Exercise:
Go through the entries below and print each one exactly, leaving out pictures.

Extracted data:
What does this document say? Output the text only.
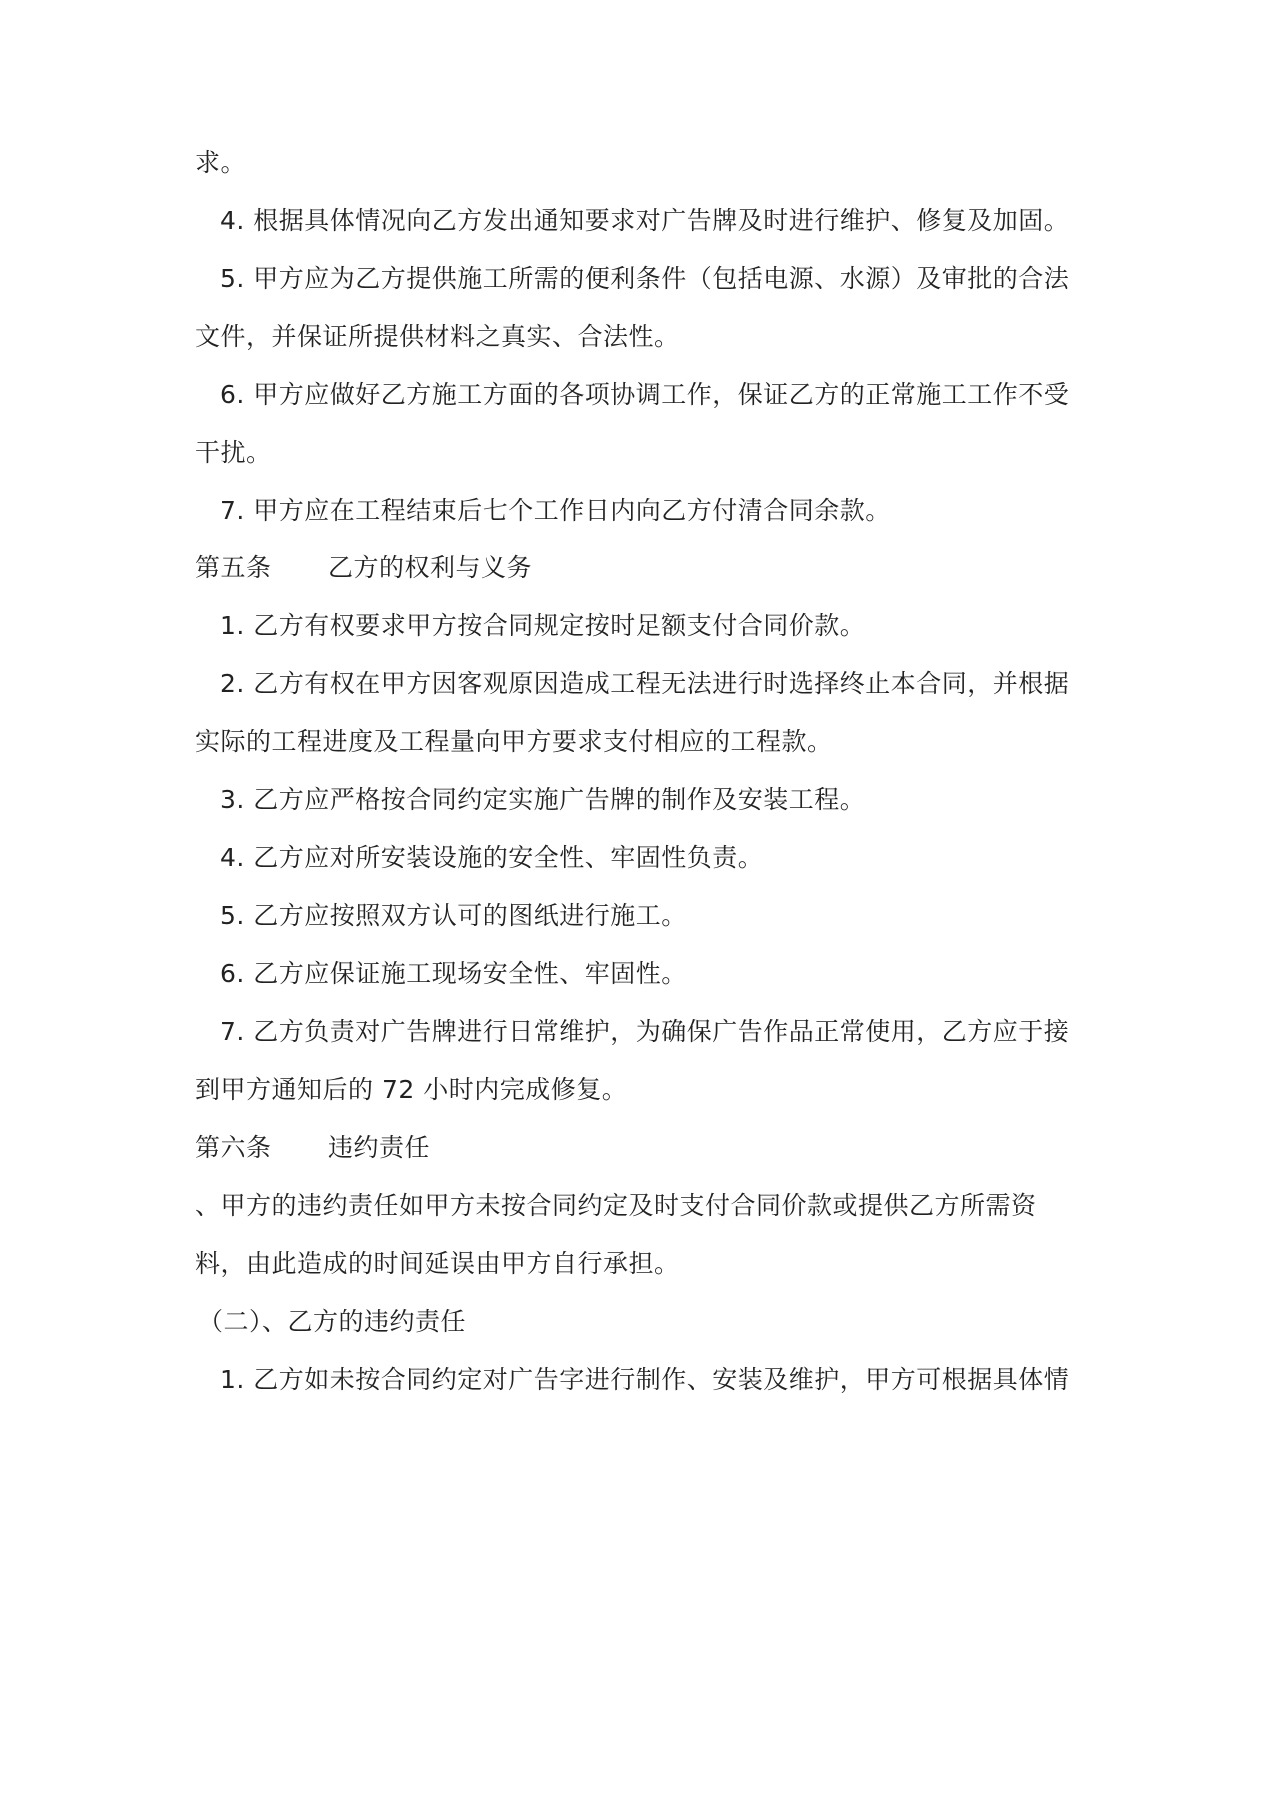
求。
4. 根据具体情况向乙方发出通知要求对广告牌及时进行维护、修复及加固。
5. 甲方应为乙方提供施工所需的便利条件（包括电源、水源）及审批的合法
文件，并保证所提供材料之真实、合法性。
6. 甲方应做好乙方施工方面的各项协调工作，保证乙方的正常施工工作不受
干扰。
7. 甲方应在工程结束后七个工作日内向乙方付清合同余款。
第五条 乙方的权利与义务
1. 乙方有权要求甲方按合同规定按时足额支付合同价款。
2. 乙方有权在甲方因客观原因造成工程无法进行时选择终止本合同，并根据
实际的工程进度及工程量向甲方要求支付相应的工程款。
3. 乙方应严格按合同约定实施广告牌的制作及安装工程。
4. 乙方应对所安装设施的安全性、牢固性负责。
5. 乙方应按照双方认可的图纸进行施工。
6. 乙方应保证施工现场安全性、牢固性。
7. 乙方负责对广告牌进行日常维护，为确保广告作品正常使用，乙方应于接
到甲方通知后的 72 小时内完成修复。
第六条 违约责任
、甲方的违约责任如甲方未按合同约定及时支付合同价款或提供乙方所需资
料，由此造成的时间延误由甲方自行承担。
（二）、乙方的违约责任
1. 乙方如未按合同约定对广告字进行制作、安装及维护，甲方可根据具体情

Full solution:
What does this document say? Output the text only.
求。
4. 根据具体情况向乙方发出通知要求对广告牌及时进行维护、修复及加固。
5. 甲方应为乙方提供施工所需的便利条件（包括电源、水源）及审批的合法
文件，并保证所提供材料之真实、合法性。
6. 甲方应做好乙方施工方面的各项协调工作，保证乙方的正常施工工作不受
干扰。
7. 甲方应在工程结束后七个工作日内向乙方付清合同余款。
第五条 乙方的权利与义务
1. 乙方有权要求甲方按合同规定按时足额支付合同价款。
2. 乙方有权在甲方因客观原因造成工程无法进行时选择终止本合同，并根据
实际的工程进度及工程量向甲方要求支付相应的工程款。
3. 乙方应严格按合同约定实施广告牌的制作及安装工程。
4. 乙方应对所安装设施的安全性、牢固性负责。
5. 乙方应按照双方认可的图纸进行施工。
6. 乙方应保证施工现场安全性、牢固性。
7. 乙方负责对广告牌进行日常维护，为确保广告作品正常使用，乙方应于接
到甲方通知后的 72 小时内完成修复。
第六条 违约责任
、甲方的违约责任如甲方未按合同约定及时支付合同价款或提供乙方所需资
料，由此造成的时间延误由甲方自行承担。
（二）、乙方的违约责任
1. 乙方如未按合同约定对广告字进行制作、安装及维护，甲方可根据具体情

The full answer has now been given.